**WHAT TO WORK ON:**
Return the records word for word. Any pictures in them are not part of the copy.

------ DATA LINES ------

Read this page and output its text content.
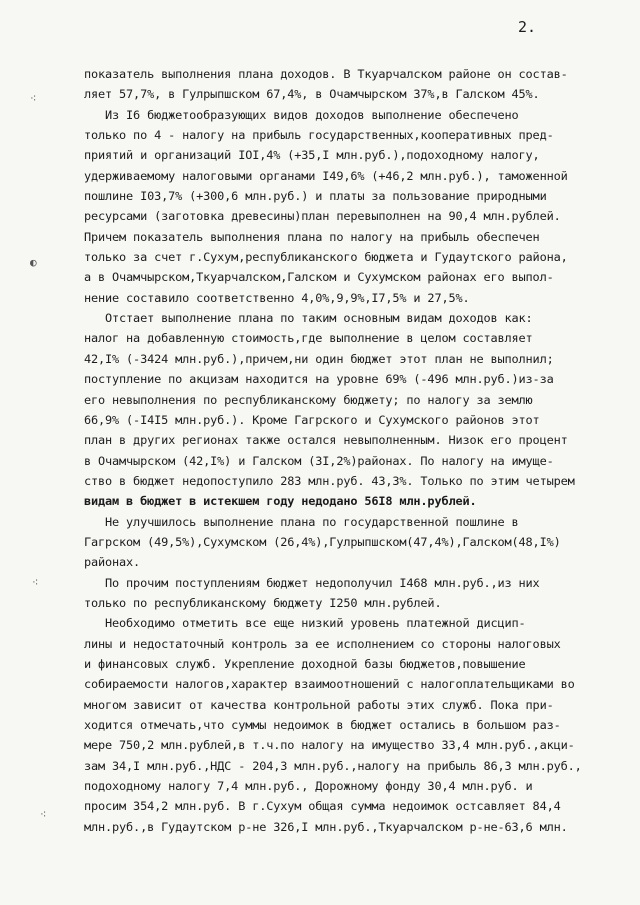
2.
показатель выполнения плана доходов. В Ткуарчалском районе он состав-
ляет 57,7%, в Гулрыпшском 67,4%, в Очамчырском 37%,в Галском 45%.
Из I6 бюджетообразующих видов доходов выполнение обеспечено
только по 4 - налогу на прибыль государственных,кооперативных пред-
приятий и организаций IOI,4% (+35,I млн.руб.),подоходному налогу,
удерживаемому налоговыми органами I49,6% (+46,2 млн.руб.), таможенной
пошлине I03,7% (+300,6 млн.руб.) и платы за пользование природными
ресурсами (заготовка древесины)план перевыполнен на 90,4 млн.рублей.
Причем показатель выполнения плана по налогу на прибыль обеспечен
только за счет г.Сухум,республиканского бюджета и Гудаутского района,
а в Очамчырском,Ткуарчалском,Галском и Сухумском районах его выпол-
нение составило соответственно 4,0%,9,9%,I7,5% и 27,5%.
Отстает выполнение плана по таким основным видам доходов как:
налог на добавленную стоимость,где выполнение в целом составляет
42,I% (-3424 млн.руб.),причем,ни один бюджет этот план не выполнил;
поступление по акцизам находится на уровне 69% (-496 млн.руб.)из-за
его невыполнения по республиканскому бюджету; по налогу за землю
66,9% (-I4I5 млн.руб.). Кроме Гагрского и Сухумского районов этот
план в других регионах также остался невыполненным. Низок его процент
в Очамчырском (42,I%) и Галском (3I,2%)районах. По налогу на имуще-
ство в бюджет недопоступило 283 млн.руб. 43,3%. Только по этим четырем
видам в бюджет в истекшем году недодано 56I8 млн.рублей.
Не улучшилось выполнение плана по государственной пошлине в
Гагрском (49,5%),Сухумском (26,4%),Гулрыпшском(47,4%),Галском(48,I%)
районах.
По прочим поступлениям бюджет недополучил I468 млн.руб.,из них
только по республиканскому бюджету I250 млн.рублей.
Необходимо отметить все еще низкий уровень платежной дисцип-
лины и недостаточный контроль за ее исполнением со стороны налоговых
и финансовых служб. Укрепление доходной базы бюджетов,повышение
собираемости налогов,характер взаимоотношений с налогоплательщиками во
многом зависит от качества контрольной работы этих служб. Пока при-
ходится отмечать,что суммы недоимок в бюджет остались в большом раз-
мере 750,2 млн.рублей,в т.ч.по налогу на имущество 33,4 млн.руб.,акци-
зам 34,I млн.руб.,НДС - 204,3 млн.руб.,налогу на прибыль 86,3 млн.руб.,
подоходному налогу 7,4 млн.руб., Дорожному фонду 30,4 млн.руб. и
просим 354,2 млн.руб. В г.Сухум общая сумма недоимок остсавляет 84,4
млн.руб.,в Гудаутском р-не 326,I млн.руб.,Ткуарчалском р-не-63,6 млн.
⁖
◐
⁖
⁖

------

**RESPONSE BELOW:**
Read this page and output its text content.
2.
показатель выполнения плана доходов. В Ткуарчалском районе он состав-
ляет 57,7%, в Гулрыпшском 67,4%, в Очамчырском 37%,в Галском 45%.
Из I6 бюджетообразующих видов доходов выполнение обеспечено
только по 4 - налогу на прибыль государственных,кооперативных пред-
приятий и организаций IOI,4% (+35,I млн.руб.),подоходному налогу,
удерживаемому налоговыми органами I49,6% (+46,2 млн.руб.), таможенной
пошлине I03,7% (+300,6 млн.руб.) и платы за пользование природными
ресурсами (заготовка древесины)план перевыполнен на 90,4 млн.рублей.
Причем показатель выполнения плана по налогу на прибыль обеспечен
только за счет г.Сухум,республиканского бюджета и Гудаутского района,
а в Очамчырском,Ткуарчалском,Галском и Сухумском районах его выпол-
нение составило соответственно 4,0%,9,9%,I7,5% и 27,5%.
Отстает выполнение плана по таким основным видам доходов как:
налог на добавленную стоимость,где выполнение в целом составляет
42,I% (-3424 млн.руб.),причем,ни один бюджет этот план не выполнил;
поступление по акцизам находится на уровне 69% (-496 млн.руб.)из-за
его невыполнения по республиканскому бюджету; по налогу за землю
66,9% (-I4I5 млн.руб.). Кроме Гагрского и Сухумского районов этот
план в других регионах также остался невыполненным. Низок его процент
в Очамчырском (42,I%) и Галском (3I,2%)районах. По налогу на имуще-
ство в бюджет недопоступило 283 млн.руб. 43,3%. Только по этим четырем
видам в бюджет в истекшем году недодано 56I8 млн.рублей.
Не улучшилось выполнение плана по государственной пошлине в
Гагрском (49,5%),Сухумском (26,4%),Гулрыпшском(47,4%),Галском(48,I%)
районах.
По прочим поступлениям бюджет недополучил I468 млн.руб.,из них
только по республиканскому бюджету I250 млн.рублей.
Необходимо отметить все еще низкий уровень платежной дисцип-
лины и недостаточный контроль за ее исполнением со стороны налоговых
и финансовых служб. Укрепление доходной базы бюджетов,повышение
собираемости налогов,характер взаимоотношений с налогоплательщиками во
многом зависит от качества контрольной работы этих служб. Пока при-
ходится отмечать,что суммы недоимок в бюджет остались в большом раз-
мере 750,2 млн.рублей,в т.ч.по налогу на имущество 33,4 млн.руб.,акци-
зам 34,I млн.руб.,НДС - 204,3 млн.руб.,налогу на прибыль 86,3 млн.руб.,
подоходному налогу 7,4 млн.руб., Дорожному фонду 30,4 млн.руб. и
просим 354,2 млн.руб. В г.Сухум общая сумма недоимок остсавляет 84,4
млн.руб.,в Гудаутском р-не 326,I млн.руб.,Ткуарчалском р-не-63,6 млн.
⁖
◐
⁖
⁖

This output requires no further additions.